» Information given:
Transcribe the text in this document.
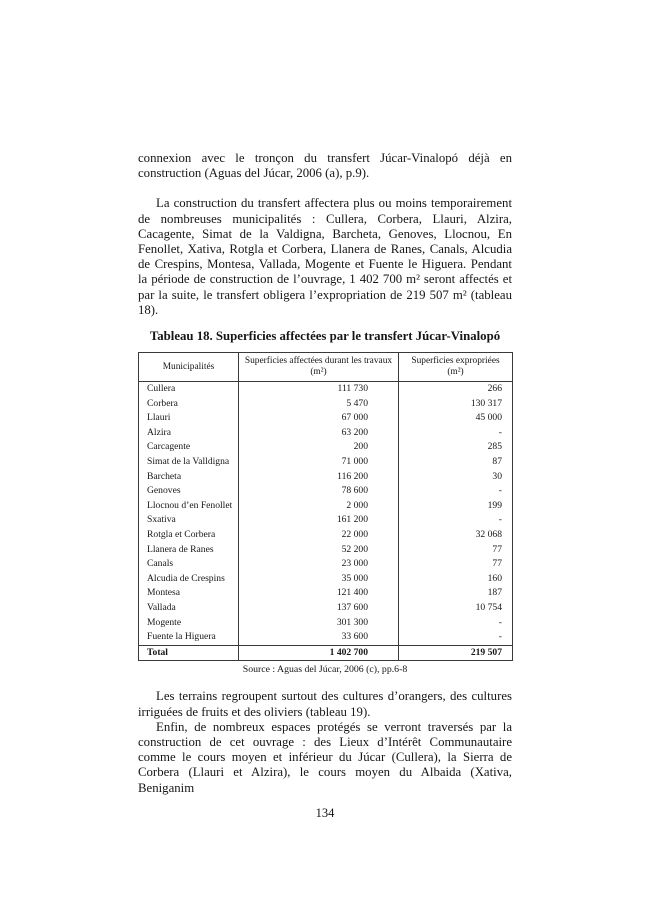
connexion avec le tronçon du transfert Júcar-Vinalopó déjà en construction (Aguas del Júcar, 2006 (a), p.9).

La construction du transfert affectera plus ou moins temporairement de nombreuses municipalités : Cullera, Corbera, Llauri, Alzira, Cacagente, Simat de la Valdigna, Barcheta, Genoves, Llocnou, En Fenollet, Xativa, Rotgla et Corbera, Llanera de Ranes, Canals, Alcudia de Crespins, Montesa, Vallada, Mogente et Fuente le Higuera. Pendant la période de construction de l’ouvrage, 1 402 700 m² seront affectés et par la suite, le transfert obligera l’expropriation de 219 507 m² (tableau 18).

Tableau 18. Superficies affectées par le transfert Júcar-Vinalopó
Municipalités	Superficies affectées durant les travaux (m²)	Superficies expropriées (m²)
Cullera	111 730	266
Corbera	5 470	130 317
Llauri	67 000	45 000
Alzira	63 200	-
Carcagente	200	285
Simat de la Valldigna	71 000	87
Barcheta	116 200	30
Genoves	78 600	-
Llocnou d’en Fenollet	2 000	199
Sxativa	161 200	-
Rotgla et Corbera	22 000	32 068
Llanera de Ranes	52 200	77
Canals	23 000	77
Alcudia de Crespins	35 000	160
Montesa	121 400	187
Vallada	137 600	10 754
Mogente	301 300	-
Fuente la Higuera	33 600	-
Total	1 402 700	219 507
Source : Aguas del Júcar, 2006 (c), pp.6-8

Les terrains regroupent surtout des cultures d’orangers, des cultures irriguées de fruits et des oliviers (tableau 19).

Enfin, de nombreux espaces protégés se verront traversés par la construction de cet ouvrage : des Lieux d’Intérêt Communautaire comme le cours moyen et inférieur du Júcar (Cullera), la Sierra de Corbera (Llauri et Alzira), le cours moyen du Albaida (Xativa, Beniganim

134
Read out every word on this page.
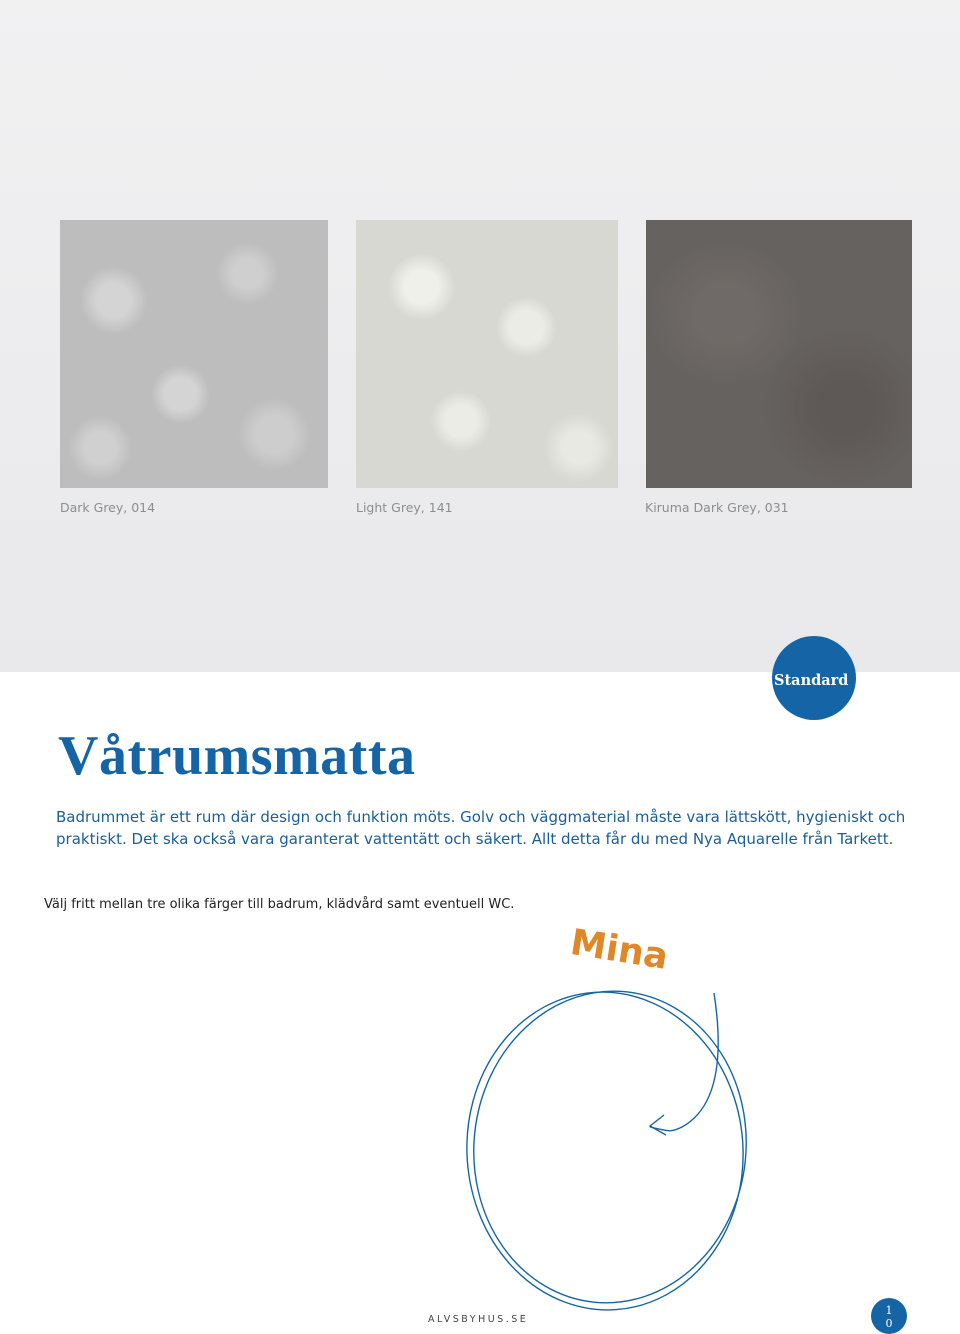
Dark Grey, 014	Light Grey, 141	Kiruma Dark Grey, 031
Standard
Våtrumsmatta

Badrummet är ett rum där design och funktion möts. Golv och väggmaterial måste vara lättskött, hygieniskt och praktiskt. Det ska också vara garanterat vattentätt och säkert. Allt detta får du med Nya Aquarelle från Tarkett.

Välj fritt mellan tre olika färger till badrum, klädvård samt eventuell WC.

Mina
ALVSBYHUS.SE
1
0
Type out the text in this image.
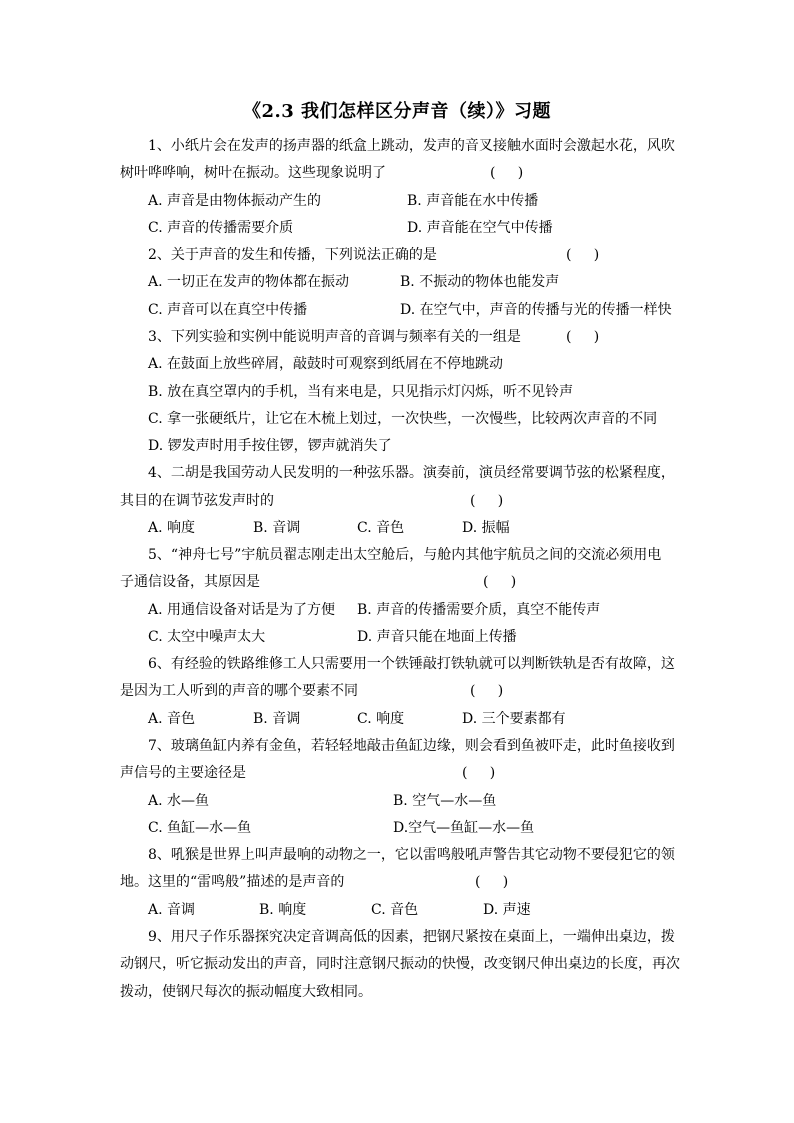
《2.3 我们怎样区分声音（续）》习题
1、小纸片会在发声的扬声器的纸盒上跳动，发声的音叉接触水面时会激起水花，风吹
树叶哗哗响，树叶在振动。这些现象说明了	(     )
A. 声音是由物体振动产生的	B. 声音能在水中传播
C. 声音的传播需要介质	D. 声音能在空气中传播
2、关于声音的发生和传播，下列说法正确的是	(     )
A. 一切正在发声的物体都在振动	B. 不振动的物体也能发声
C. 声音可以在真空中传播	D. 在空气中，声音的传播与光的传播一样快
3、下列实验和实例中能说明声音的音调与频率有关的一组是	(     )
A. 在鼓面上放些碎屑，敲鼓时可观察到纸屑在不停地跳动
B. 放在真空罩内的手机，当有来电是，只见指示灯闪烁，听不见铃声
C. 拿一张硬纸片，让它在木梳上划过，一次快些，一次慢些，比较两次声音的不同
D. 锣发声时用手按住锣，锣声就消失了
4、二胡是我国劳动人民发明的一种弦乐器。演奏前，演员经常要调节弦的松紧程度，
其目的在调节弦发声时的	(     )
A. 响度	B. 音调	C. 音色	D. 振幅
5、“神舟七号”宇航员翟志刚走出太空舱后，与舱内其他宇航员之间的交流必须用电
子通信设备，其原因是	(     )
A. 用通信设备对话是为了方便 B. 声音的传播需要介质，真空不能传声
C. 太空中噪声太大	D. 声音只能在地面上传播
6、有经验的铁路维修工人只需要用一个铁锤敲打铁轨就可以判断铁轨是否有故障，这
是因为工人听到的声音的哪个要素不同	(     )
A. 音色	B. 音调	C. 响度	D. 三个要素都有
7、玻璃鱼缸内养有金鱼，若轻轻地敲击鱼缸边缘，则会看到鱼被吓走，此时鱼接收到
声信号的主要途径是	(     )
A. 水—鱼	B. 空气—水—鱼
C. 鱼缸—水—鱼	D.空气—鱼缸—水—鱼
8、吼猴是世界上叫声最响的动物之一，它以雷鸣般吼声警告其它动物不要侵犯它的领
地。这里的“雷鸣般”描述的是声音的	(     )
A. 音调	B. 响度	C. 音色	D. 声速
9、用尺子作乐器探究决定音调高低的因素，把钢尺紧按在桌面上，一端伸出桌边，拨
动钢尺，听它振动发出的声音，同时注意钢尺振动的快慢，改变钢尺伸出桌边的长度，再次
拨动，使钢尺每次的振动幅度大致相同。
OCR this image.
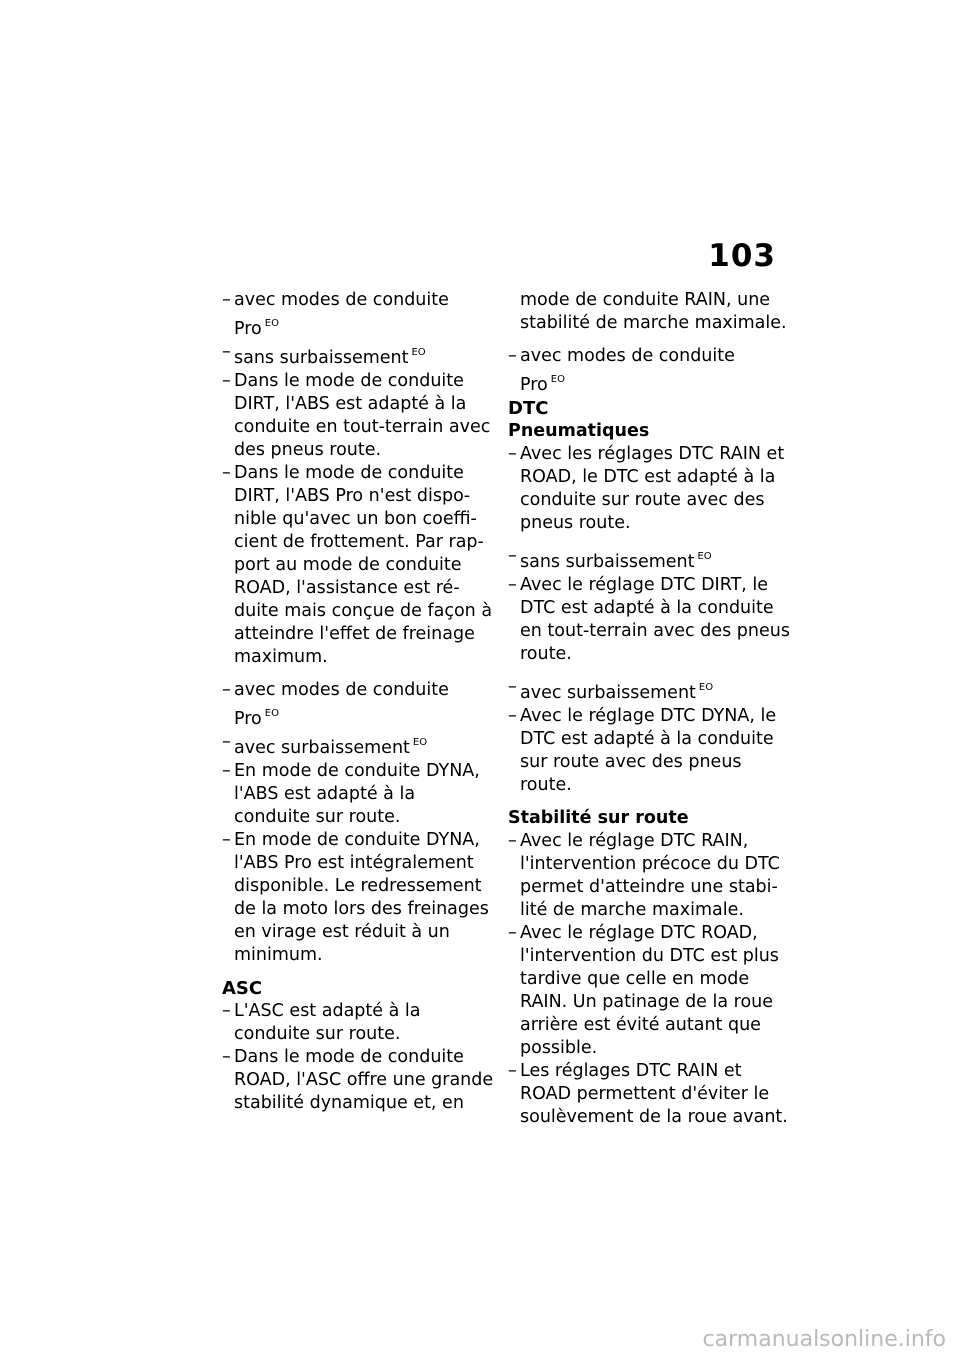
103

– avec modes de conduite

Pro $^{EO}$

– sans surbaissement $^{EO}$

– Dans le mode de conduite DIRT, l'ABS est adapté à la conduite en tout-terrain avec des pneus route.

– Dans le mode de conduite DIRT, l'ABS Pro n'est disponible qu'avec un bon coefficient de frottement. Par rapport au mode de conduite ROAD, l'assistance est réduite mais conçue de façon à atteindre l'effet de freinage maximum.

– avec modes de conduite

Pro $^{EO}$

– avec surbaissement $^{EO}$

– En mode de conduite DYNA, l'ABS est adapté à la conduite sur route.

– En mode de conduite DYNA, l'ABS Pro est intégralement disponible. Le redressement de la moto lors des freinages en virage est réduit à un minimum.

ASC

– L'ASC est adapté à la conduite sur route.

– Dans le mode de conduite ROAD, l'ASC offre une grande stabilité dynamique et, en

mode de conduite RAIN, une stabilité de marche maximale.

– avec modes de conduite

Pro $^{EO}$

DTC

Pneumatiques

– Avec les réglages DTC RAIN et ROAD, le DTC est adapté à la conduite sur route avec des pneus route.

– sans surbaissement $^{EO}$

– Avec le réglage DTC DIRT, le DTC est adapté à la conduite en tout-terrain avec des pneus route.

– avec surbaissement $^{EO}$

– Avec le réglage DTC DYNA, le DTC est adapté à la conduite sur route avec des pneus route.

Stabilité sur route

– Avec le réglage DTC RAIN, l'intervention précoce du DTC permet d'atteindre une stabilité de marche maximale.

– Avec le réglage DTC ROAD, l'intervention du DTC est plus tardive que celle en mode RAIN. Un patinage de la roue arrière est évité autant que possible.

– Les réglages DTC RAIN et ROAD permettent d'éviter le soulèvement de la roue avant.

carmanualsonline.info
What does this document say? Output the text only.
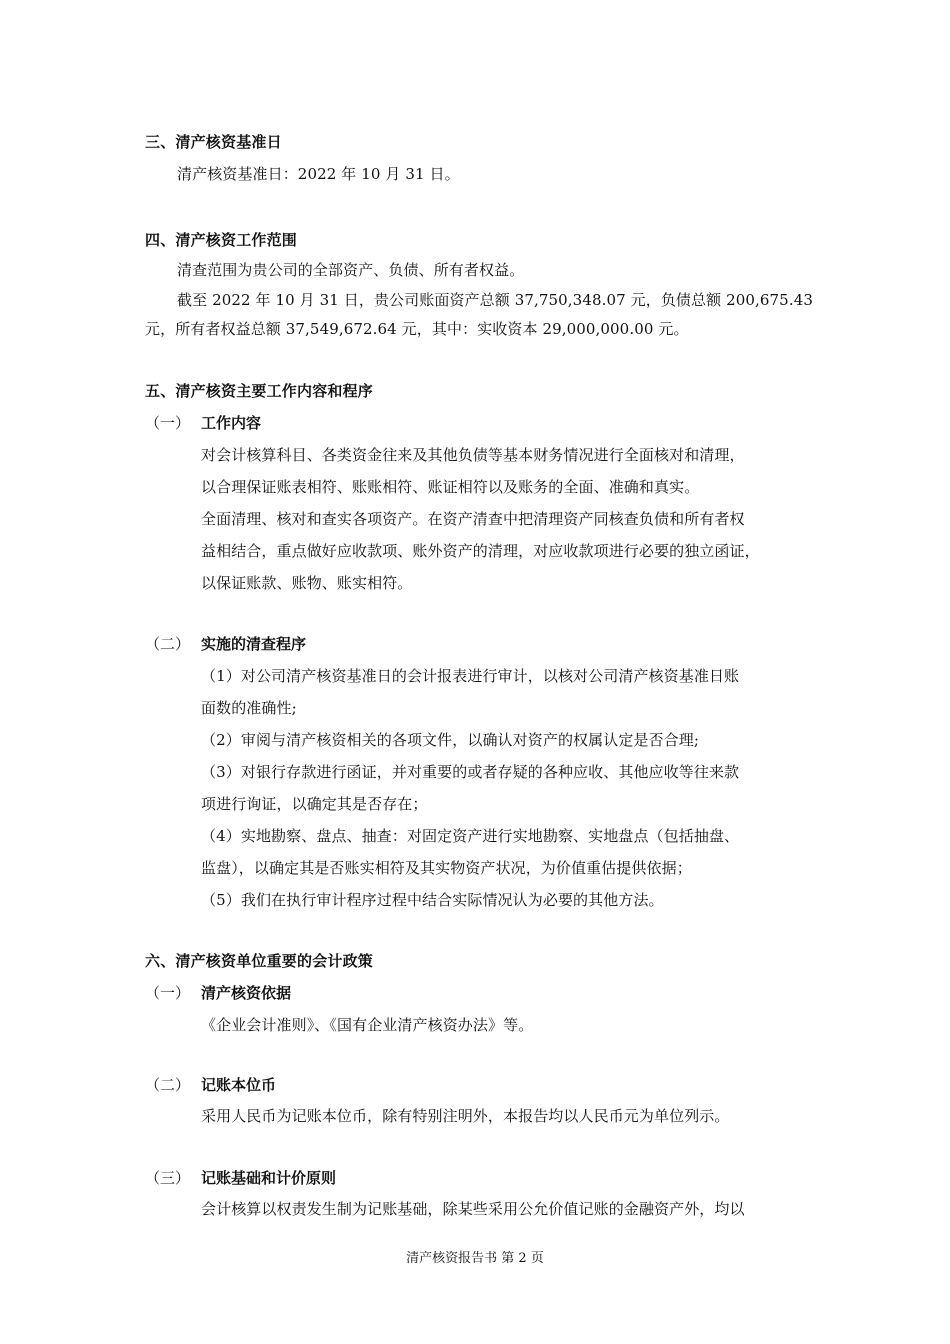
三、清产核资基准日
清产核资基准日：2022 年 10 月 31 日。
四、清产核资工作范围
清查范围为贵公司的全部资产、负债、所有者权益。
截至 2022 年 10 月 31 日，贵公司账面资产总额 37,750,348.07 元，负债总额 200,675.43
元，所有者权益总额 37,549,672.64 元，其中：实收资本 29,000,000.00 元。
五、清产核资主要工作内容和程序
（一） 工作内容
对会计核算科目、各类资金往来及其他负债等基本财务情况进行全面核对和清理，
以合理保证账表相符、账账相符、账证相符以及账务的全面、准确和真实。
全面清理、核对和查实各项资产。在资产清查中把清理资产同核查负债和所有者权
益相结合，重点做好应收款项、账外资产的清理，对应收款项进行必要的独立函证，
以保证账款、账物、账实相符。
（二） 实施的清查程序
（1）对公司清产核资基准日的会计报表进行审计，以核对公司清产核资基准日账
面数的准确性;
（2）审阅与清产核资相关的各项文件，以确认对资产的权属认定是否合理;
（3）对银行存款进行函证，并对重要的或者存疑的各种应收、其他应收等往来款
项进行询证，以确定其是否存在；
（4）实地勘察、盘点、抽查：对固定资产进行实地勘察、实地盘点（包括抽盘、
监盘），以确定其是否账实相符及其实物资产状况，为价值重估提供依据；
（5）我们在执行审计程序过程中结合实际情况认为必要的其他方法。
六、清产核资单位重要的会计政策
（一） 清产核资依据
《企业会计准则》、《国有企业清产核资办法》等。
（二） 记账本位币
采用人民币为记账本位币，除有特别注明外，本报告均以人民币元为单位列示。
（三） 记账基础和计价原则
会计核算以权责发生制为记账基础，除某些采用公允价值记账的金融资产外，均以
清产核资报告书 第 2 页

» Task goal: Pull out the lines above in which the word "pneus" appears.

» Response to the task:
– Dans le mode de conduite DIRT, l'ABS est adapté à la conduite en tout-terrain avec des pneus route.
– Avec les réglages DTC RAIN et ROAD, le DTC est adapté à la conduite sur route avec des pneus route.
– Avec le réglage DTC DIRT, le DTC est adapté à la conduite en tout-terrain avec des pneus route.
– Avec le réglage DTC DYNA, le DTC est adapté à la conduite sur route avec des pneus route.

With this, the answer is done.